____ Listed entries
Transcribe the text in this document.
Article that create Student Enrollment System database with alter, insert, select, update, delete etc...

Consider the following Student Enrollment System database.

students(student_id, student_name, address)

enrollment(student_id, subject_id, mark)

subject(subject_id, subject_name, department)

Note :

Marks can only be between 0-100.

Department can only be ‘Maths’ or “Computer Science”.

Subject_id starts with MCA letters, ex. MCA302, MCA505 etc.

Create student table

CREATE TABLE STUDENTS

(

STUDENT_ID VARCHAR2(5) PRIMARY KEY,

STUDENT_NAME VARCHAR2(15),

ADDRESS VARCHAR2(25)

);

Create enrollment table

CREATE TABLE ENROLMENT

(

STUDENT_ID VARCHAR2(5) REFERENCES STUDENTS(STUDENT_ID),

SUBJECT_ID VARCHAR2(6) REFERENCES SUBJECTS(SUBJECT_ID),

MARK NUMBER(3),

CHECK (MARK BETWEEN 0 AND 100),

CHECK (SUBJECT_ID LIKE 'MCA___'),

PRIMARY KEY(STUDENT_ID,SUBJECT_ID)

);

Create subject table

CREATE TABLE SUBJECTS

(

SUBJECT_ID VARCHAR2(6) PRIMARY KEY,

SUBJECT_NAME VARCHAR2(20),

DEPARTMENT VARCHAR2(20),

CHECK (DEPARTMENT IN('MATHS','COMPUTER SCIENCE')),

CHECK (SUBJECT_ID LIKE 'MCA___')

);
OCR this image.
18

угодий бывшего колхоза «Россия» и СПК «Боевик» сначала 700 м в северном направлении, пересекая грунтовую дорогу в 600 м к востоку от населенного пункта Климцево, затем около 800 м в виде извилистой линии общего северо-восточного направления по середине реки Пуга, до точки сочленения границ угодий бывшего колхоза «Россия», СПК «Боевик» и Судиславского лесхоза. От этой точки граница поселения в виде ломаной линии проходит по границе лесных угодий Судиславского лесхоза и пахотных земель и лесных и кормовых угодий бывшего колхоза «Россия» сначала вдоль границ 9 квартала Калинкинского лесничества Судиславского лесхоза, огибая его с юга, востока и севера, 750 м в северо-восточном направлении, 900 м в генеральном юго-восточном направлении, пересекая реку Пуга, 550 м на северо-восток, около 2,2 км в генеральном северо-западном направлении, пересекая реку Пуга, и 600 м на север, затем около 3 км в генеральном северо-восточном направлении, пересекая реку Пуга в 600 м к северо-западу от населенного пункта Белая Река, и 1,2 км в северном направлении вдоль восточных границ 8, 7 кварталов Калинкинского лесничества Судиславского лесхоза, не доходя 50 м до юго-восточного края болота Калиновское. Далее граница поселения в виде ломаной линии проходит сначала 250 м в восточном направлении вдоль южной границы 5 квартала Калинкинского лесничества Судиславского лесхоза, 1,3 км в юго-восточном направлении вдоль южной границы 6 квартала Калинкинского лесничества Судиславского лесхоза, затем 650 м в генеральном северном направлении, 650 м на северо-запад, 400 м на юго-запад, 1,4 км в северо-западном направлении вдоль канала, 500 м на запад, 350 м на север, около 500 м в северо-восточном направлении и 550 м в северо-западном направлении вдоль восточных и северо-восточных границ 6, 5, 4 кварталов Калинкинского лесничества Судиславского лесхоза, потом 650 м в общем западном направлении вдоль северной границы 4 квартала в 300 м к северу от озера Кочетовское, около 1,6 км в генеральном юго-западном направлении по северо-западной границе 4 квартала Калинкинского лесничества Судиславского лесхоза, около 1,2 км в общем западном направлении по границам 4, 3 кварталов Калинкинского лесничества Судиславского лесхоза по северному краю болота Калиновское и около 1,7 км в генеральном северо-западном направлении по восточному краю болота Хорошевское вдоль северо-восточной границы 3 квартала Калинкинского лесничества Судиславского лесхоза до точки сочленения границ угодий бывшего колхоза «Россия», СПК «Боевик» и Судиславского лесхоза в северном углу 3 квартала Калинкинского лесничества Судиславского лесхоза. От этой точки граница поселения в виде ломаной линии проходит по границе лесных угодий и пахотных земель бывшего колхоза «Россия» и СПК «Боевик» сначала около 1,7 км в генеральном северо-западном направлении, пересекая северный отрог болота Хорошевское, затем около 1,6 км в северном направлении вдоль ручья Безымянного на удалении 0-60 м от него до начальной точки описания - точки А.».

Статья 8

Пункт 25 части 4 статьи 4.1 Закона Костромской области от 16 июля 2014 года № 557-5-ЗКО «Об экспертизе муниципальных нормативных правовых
________
§ **Task statement**
Exactly reproduce the material above.

§ **Task result**
Transcribe the text in this document.
Article that create Student Enrollment System database with alter, insert, select, update, delete etc...

Consider the following Student Enrollment System database.

students(student_id, student_name, address)

enrollment(student_id, subject_id, mark)

subject(subject_id, subject_name, department)

Note :

Marks can only be between 0-100.

Department can only be ‘Maths’ or “Computer Science”.

Subject_id starts with MCA letters, ex. MCA302, MCA505 etc.

Create student table

CREATE TABLE STUDENTS

(

STUDENT_ID VARCHAR2(5) PRIMARY KEY,

STUDENT_NAME VARCHAR2(15),

ADDRESS VARCHAR2(25)

);

Create enrollment table

CREATE TABLE ENROLMENT

(

STUDENT_ID VARCHAR2(5) REFERENCES STUDENTS(STUDENT_ID),

SUBJECT_ID VARCHAR2(6) REFERENCES SUBJECTS(SUBJECT_ID),

MARK NUMBER(3),

CHECK (MARK BETWEEN 0 AND 100),

CHECK (SUBJECT_ID LIKE 'MCA___'),

PRIMARY KEY(STUDENT_ID,SUBJECT_ID)

);

Create subject table

CREATE TABLE SUBJECTS

(

SUBJECT_ID VARCHAR2(6) PRIMARY KEY,

SUBJECT_NAME VARCHAR2(20),

DEPARTMENT VARCHAR2(20),

CHECK (DEPARTMENT IN('MATHS','COMPUTER SCIENCE')),

CHECK (SUBJECT_ID LIKE 'MCA___')

);
OCR this image.
18

угодий бывшего колхоза «Россия» и СПК «Боевик» сначала 700 м в северном направлении, пересекая грунтовую дорогу в 600 м к востоку от населенного пункта Климцево, затем около 800 м в виде извилистой линии общего северо-восточного направления по середине реки Пуга, до точки сочленения границ угодий бывшего колхоза «Россия», СПК «Боевик» и Судиславского лесхоза. От этой точки граница поселения в виде ломаной линии проходит по границе лесных угодий Судиславского лесхоза и пахотных земель и лесных и кормовых угодий бывшего колхоза «Россия» сначала вдоль границ 9 квартала Калинкинского лесничества Судиславского лесхоза, огибая его с юга, востока и севера, 750 м в северо-восточном направлении, 900 м в генеральном юго-восточном направлении, пересекая реку Пуга, 550 м на северо-восток, около 2,2 км в генеральном северо-западном направлении, пересекая реку Пуга, и 600 м на север, затем около 3 км в генеральном северо-восточном направлении, пересекая реку Пуга в 600 м к северо-западу от населенного пункта Белая Река, и 1,2 км в северном направлении вдоль восточных границ 8, 7 кварталов Калинкинского лесничества Судиславского лесхоза, не доходя 50 м до юго-восточного края болота Калиновское. Далее граница поселения в виде ломаной линии проходит сначала 250 м в восточном направлении вдоль южной границы 5 квартала Калинкинского лесничества Судиславского лесхоза, 1,3 км в юго-восточном направлении вдоль южной границы 6 квартала Калинкинского лесничества Судиславского лесхоза, затем 650 м в генеральном северном направлении, 650 м на северо-запад, 400 м на юго-запад, 1,4 км в северо-западном направлении вдоль канала, 500 м на запад, 350 м на север, около 500 м в северо-восточном направлении и 550 м в северо-западном направлении вдоль восточных и северо-восточных границ 6, 5, 4 кварталов Калинкинского лесничества Судиславского лесхоза, потом 650 м в общем западном направлении вдоль северной границы 4 квартала в 300 м к северу от озера Кочетовское, около 1,6 км в генеральном юго-западном направлении по северо-западной границе 4 квартала Калинкинского лесничества Судиславского лесхоза, около 1,2 км в общем западном направлении по границам 4, 3 кварталов Калинкинского лесничества Судиславского лесхоза по северному краю болота Калиновское и около 1,7 км в генеральном северо-западном направлении по восточному краю болота Хорошевское вдоль северо-восточной границы 3 квартала Калинкинского лесничества Судиславского лесхоза до точки сочленения границ угодий бывшего колхоза «Россия», СПК «Боевик» и Судиславского лесхоза в северном углу 3 квартала Калинкинского лесничества Судиславского лесхоза. От этой точки граница поселения в виде ломаной линии проходит по границе лесных угодий и пахотных земель бывшего колхоза «Россия» и СПК «Боевик» сначала около 1,7 км в генеральном северо-западном направлении, пересекая северный отрог болота Хорошевское, затем около 1,6 км в северном направлении вдоль ручья Безымянного на удалении 0-60 м от него до начальной точки описания - точки А.».

Статья 8

Пункт 25 части 4 статьи 4.1 Закона Костромской области от 16 июля 2014 года № 557-5-ЗКО «Об экспертизе муниципальных нормативных правовых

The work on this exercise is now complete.